▶ **SET TASK**
What follows is a listing. Return every line of it exactly.
::: EXTRACTED MATERIAL :::
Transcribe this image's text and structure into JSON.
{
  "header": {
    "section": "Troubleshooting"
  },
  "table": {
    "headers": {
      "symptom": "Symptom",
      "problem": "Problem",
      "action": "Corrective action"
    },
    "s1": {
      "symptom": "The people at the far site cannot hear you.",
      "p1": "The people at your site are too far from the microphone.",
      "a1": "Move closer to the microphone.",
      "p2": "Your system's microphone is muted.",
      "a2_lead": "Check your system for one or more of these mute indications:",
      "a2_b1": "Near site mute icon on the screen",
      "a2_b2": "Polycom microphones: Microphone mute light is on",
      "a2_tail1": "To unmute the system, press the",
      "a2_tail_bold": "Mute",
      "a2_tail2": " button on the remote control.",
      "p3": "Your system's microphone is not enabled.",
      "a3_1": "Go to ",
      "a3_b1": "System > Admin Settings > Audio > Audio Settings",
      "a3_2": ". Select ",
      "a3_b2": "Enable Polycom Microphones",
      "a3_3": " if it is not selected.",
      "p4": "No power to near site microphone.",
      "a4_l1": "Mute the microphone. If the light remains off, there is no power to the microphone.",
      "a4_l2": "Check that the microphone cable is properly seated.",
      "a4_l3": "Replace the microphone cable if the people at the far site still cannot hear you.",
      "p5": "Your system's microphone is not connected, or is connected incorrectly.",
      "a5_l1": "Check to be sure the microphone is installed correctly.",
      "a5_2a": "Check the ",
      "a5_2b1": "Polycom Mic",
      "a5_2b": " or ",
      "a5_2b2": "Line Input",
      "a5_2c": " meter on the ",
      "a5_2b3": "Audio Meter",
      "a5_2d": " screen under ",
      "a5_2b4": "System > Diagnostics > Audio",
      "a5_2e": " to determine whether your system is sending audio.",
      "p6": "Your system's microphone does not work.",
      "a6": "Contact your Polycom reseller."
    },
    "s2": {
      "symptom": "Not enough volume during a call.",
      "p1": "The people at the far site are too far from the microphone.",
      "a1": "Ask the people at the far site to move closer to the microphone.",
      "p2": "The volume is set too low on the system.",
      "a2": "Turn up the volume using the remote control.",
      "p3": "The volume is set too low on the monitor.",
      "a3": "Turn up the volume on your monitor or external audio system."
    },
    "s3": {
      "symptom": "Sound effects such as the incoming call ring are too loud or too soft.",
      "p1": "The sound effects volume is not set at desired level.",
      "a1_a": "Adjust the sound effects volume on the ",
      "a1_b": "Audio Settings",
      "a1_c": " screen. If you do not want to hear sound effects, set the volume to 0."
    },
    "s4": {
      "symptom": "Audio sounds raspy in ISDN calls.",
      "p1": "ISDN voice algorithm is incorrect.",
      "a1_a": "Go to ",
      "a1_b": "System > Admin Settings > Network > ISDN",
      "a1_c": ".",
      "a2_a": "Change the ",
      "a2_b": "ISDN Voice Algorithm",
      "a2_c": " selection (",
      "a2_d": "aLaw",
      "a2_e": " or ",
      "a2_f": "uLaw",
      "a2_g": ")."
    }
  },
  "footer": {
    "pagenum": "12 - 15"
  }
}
:::
▶ **TASK OUTPUT**
Transcribe this image's text and structure into JSON.
{
  "header": {
    "section": "Troubleshooting"
  },
  "table": {
    "headers": {
      "symptom": "Symptom",
      "problem": "Problem",
      "action": "Corrective action"
    },
    "s1": {
      "symptom": "The people at the far site cannot hear you.",
      "p1": "The people at your site are too far from the microphone.",
      "a1": "Move closer to the microphone.",
      "p2": "Your system's microphone is muted.",
      "a2_lead": "Check your system for one or more of these mute indications:",
      "a2_b1": "Near site mute icon on the screen",
      "a2_b2": "Polycom microphones: Microphone mute light is on",
      "a2_tail1": "To unmute the system, press the",
      "a2_tail_bold": "Mute",
      "a2_tail2": " button on the remote control.",
      "p3": "Your system's microphone is not enabled.",
      "a3_1": "Go to ",
      "a3_b1": "System > Admin Settings > Audio > Audio Settings",
      "a3_2": ". Select ",
      "a3_b2": "Enable Polycom Microphones",
      "a3_3": " if it is not selected.",
      "p4": "No power to near site microphone.",
      "a4_l1": "Mute the microphone. If the light remains off, there is no power to the microphone.",
      "a4_l2": "Check that the microphone cable is properly seated.",
      "a4_l3": "Replace the microphone cable if the people at the far site still cannot hear you.",
      "p5": "Your system's microphone is not connected, or is connected incorrectly.",
      "a5_l1": "Check to be sure the microphone is installed correctly.",
      "a5_2a": "Check the ",
      "a5_2b1": "Polycom Mic",
      "a5_2b": " or ",
      "a5_2b2": "Line Input",
      "a5_2c": " meter on the ",
      "a5_2b3": "Audio Meter",
      "a5_2d": " screen under ",
      "a5_2b4": "System > Diagnostics > Audio",
      "a5_2e": " to determine whether your system is sending audio.",
      "p6": "Your system's microphone does not work.",
      "a6": "Contact your Polycom reseller."
    },
    "s2": {
      "symptom": "Not enough volume during a call.",
      "p1": "The people at the far site are too far from the microphone.",
      "a1": "Ask the people at the far site to move closer to the microphone.",
      "p2": "The volume is set too low on the system.",
      "a2": "Turn up the volume using the remote control.",
      "p3": "The volume is set too low on the monitor.",
      "a3": "Turn up the volume on your monitor or external audio system."
    },
    "s3": {
      "symptom": "Sound effects such as the incoming call ring are too loud or too soft.",
      "p1": "The sound effects volume is not set at desired level.",
      "a1_a": "Adjust the sound effects volume on the ",
      "a1_b": "Audio Settings",
      "a1_c": " screen. If you do not want to hear sound effects, set the volume to 0."
    },
    "s4": {
      "symptom": "Audio sounds raspy in ISDN calls.",
      "p1": "ISDN voice algorithm is incorrect.",
      "a1_a": "Go to ",
      "a1_b": "System > Admin Settings > Network > ISDN",
      "a1_c": ".",
      "a2_a": "Change the ",
      "a2_b": "ISDN Voice Algorithm",
      "a2_c": " selection (",
      "a2_d": "aLaw",
      "a2_e": " or ",
      "a2_f": "uLaw",
      "a2_g": ")."
    }
  },
  "footer": {
    "pagenum": "12 - 15"
  }
}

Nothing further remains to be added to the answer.